§ THE PROBLEM: Where a line holds the string "Results", return that line.

___ RECORDED DATA ___

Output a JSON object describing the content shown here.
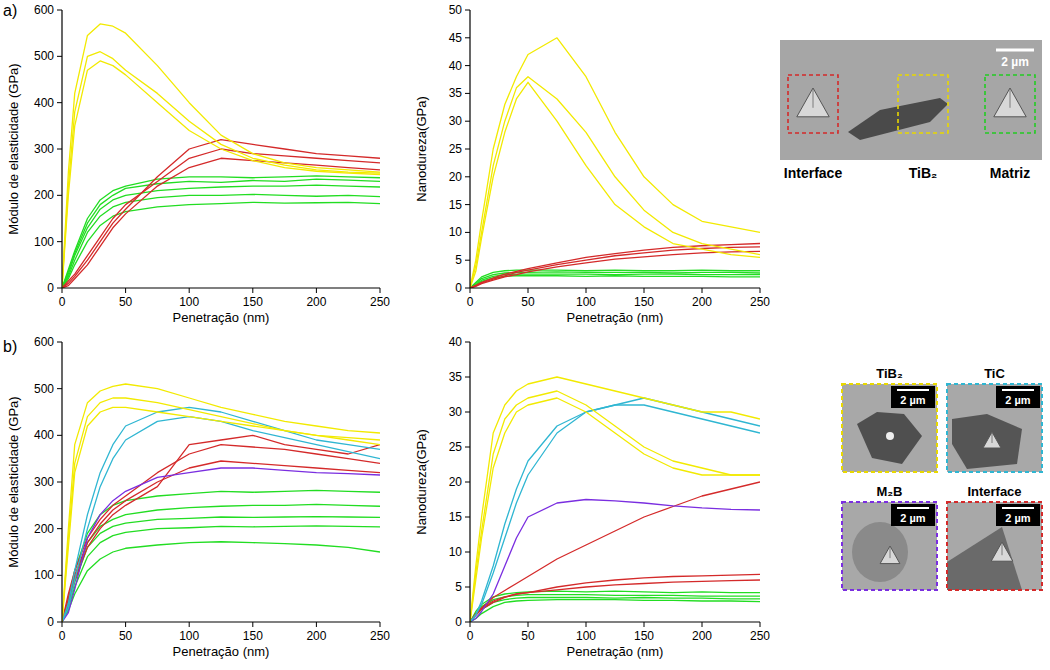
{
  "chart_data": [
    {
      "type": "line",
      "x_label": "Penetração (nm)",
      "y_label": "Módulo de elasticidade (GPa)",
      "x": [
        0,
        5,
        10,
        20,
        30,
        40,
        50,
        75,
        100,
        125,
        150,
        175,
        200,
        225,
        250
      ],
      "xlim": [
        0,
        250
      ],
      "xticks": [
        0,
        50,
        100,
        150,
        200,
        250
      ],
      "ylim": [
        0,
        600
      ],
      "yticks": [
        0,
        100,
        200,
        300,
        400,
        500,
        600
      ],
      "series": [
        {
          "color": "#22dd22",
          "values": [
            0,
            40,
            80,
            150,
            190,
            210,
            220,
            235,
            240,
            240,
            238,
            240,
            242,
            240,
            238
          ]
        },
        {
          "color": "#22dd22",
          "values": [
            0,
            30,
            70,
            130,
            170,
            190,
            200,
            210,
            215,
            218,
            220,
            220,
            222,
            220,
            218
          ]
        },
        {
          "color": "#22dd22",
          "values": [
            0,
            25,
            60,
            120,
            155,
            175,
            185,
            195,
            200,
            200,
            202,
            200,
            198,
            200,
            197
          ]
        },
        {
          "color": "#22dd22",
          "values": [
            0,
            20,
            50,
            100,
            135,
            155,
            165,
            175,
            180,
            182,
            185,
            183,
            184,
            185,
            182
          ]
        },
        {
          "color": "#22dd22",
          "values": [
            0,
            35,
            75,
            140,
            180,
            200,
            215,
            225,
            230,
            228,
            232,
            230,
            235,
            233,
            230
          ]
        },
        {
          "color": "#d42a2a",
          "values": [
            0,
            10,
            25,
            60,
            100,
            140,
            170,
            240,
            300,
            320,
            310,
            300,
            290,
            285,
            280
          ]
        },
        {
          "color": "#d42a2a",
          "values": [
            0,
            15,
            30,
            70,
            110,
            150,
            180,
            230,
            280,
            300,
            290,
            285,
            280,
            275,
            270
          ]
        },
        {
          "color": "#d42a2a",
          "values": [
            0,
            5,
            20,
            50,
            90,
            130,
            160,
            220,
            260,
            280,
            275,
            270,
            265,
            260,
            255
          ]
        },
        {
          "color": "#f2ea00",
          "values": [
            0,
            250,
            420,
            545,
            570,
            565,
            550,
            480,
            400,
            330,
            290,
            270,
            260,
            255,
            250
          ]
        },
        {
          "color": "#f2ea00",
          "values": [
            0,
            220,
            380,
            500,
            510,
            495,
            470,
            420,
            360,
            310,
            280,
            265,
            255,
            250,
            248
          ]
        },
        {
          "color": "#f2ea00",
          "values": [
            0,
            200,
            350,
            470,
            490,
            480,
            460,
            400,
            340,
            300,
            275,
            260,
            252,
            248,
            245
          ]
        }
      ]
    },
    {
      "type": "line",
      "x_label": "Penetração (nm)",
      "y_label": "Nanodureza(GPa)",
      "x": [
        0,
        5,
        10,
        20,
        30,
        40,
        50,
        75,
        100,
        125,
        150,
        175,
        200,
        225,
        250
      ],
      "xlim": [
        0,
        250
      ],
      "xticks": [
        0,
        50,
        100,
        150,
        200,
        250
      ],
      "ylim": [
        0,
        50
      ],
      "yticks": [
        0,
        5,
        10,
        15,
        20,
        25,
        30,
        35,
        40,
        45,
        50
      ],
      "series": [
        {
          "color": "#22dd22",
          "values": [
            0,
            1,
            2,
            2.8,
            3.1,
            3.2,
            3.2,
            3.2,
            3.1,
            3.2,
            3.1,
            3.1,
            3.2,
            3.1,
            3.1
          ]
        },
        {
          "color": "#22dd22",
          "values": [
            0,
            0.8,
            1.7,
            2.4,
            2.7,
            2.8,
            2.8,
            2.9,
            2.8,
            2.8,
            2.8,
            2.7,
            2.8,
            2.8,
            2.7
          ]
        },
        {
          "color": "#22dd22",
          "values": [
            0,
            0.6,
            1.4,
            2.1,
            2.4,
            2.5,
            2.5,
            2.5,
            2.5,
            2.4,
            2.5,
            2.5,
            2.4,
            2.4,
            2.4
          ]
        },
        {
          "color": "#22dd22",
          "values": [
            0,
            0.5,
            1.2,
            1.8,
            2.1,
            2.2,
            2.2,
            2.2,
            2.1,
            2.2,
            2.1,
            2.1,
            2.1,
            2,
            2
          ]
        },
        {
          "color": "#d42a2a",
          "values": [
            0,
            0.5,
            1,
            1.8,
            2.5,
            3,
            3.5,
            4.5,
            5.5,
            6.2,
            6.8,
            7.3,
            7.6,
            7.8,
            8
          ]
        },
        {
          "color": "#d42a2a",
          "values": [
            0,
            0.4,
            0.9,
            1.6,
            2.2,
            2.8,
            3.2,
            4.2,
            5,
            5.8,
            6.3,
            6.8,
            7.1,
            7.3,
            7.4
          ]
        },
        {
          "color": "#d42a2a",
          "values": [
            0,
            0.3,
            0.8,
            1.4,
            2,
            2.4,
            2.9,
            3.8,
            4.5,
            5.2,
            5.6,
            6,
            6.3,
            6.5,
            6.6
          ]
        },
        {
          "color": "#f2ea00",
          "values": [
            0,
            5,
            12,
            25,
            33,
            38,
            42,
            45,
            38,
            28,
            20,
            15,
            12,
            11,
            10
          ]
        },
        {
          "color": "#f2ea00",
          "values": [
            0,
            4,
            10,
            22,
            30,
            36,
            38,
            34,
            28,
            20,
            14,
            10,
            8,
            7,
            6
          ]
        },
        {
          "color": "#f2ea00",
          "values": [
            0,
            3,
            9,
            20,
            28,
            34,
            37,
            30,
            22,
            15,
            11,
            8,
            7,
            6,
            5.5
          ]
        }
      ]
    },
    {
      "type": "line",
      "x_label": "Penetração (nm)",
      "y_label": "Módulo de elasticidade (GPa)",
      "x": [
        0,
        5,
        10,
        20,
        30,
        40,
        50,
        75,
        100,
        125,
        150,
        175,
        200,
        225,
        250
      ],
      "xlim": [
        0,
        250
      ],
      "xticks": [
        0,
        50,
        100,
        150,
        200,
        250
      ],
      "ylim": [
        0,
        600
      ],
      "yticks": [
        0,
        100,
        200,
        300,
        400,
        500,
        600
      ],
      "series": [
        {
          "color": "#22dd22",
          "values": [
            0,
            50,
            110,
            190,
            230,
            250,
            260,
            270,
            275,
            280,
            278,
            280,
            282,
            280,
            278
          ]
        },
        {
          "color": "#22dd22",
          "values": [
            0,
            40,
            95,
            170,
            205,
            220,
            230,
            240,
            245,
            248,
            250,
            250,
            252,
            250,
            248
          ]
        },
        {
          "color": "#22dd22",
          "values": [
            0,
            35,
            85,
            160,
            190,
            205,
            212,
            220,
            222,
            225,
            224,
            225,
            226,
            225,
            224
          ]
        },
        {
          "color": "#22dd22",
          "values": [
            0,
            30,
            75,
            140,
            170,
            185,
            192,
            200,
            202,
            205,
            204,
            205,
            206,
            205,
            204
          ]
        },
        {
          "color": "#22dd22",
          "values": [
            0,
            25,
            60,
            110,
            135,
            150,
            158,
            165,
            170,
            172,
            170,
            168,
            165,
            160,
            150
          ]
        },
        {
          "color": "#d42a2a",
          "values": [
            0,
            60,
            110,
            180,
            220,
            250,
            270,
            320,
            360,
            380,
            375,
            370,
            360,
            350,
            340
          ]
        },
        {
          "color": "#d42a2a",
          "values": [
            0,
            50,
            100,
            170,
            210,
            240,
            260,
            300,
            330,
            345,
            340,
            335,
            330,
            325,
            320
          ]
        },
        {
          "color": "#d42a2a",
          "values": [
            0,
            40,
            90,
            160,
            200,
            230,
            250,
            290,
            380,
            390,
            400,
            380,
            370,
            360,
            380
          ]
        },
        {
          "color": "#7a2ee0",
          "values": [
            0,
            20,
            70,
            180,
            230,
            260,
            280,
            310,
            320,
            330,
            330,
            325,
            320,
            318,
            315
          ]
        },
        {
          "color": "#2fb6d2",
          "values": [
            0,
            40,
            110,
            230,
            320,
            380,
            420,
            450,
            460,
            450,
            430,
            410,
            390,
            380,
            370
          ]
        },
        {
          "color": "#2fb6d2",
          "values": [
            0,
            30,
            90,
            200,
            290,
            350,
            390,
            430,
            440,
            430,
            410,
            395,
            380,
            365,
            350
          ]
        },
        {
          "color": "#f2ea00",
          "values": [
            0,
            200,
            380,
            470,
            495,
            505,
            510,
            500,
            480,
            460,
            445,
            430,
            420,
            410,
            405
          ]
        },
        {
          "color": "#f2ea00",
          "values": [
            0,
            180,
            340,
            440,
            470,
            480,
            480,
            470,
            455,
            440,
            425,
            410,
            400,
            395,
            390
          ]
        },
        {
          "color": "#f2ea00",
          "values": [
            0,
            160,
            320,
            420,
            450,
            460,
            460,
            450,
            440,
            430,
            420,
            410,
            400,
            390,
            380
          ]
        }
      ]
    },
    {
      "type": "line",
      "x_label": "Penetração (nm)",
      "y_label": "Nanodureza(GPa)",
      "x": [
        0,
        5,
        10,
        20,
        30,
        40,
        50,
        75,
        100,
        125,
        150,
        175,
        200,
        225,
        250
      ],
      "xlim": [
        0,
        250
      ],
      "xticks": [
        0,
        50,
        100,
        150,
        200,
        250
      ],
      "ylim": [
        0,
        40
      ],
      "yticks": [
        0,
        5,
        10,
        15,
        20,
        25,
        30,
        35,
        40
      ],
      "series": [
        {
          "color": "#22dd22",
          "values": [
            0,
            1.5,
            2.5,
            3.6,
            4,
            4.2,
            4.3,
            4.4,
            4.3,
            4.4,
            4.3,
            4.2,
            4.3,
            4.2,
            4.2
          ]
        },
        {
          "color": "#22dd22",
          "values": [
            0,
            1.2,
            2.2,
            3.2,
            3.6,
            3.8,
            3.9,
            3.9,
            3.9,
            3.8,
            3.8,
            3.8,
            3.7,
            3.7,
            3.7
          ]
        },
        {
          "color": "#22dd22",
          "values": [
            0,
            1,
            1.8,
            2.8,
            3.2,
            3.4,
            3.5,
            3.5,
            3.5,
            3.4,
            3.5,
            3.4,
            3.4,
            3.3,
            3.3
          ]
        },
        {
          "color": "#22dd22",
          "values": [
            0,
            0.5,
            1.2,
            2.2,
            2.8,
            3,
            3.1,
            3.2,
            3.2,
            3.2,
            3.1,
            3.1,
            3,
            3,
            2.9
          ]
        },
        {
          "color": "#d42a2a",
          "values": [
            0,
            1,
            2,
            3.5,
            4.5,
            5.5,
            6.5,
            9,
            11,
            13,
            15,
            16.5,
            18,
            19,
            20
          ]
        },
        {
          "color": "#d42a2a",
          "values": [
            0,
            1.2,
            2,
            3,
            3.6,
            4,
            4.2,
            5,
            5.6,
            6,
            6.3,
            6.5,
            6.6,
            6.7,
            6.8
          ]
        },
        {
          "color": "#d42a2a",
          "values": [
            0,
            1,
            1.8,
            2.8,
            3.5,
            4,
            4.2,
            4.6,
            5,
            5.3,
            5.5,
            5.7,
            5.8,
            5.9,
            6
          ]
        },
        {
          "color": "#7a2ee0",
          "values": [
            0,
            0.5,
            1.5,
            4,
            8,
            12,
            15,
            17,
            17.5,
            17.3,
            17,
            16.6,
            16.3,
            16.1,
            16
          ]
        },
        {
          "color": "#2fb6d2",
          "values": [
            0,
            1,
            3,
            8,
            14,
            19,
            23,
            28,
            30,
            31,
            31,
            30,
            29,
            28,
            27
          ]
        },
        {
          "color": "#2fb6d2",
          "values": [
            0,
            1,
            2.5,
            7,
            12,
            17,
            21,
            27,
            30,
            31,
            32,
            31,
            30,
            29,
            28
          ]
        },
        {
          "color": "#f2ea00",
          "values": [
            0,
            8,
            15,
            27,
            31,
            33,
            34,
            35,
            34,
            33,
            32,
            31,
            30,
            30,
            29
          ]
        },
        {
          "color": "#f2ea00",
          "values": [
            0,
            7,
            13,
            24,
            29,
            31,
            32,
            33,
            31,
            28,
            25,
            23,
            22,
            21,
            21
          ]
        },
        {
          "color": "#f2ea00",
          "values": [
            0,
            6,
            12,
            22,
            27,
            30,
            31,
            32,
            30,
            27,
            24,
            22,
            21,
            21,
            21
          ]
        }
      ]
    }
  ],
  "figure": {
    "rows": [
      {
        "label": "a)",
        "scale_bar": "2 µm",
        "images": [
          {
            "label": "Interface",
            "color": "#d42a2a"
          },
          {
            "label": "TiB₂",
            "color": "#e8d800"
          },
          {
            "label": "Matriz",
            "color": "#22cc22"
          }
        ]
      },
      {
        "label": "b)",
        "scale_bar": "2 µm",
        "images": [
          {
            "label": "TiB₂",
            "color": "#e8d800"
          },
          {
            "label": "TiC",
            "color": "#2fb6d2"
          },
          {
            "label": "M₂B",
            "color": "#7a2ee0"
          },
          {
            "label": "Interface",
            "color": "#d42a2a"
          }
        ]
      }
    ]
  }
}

___
___ RECORDED DATA ___

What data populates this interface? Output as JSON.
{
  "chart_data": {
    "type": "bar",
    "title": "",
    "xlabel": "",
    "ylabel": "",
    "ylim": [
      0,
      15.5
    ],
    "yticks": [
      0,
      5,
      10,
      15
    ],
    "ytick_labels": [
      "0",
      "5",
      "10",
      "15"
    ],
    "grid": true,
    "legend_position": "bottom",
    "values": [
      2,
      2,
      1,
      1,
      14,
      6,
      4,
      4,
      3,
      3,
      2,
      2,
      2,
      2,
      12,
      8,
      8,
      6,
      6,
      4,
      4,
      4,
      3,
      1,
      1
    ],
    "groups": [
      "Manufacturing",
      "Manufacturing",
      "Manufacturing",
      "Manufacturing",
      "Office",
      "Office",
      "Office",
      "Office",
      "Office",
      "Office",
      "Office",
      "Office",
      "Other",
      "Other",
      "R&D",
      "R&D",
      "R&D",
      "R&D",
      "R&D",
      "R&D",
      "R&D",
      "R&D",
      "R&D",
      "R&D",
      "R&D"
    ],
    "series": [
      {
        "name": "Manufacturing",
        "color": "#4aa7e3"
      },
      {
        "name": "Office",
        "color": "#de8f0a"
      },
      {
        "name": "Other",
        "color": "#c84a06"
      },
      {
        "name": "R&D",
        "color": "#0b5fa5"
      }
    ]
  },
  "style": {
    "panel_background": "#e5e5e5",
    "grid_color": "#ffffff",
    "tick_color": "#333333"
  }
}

___
___ RECORDED DATA ___

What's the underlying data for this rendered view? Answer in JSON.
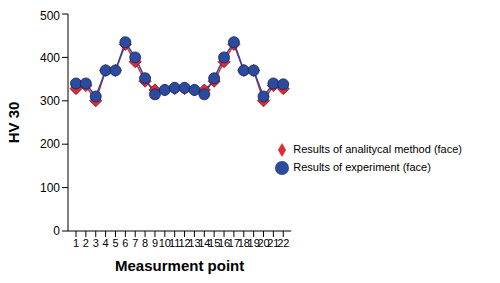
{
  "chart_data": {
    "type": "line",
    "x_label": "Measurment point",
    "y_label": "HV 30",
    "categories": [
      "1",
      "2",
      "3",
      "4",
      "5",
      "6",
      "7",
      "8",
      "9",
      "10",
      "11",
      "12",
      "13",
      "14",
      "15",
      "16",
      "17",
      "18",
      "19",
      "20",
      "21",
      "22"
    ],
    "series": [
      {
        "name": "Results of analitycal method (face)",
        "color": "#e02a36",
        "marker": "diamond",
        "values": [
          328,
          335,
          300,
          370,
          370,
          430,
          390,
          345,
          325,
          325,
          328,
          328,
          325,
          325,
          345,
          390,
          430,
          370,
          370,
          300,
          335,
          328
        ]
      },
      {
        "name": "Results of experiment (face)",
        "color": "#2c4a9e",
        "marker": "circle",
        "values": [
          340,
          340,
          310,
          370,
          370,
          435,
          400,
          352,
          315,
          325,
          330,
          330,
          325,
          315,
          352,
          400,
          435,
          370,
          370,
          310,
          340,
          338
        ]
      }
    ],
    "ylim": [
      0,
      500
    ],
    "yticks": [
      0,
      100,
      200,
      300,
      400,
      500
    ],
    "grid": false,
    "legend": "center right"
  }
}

___

§ FULL OUTPUT:
        "name": "Results of analitycal method (face)",
        "name": "Results of experiment (face)",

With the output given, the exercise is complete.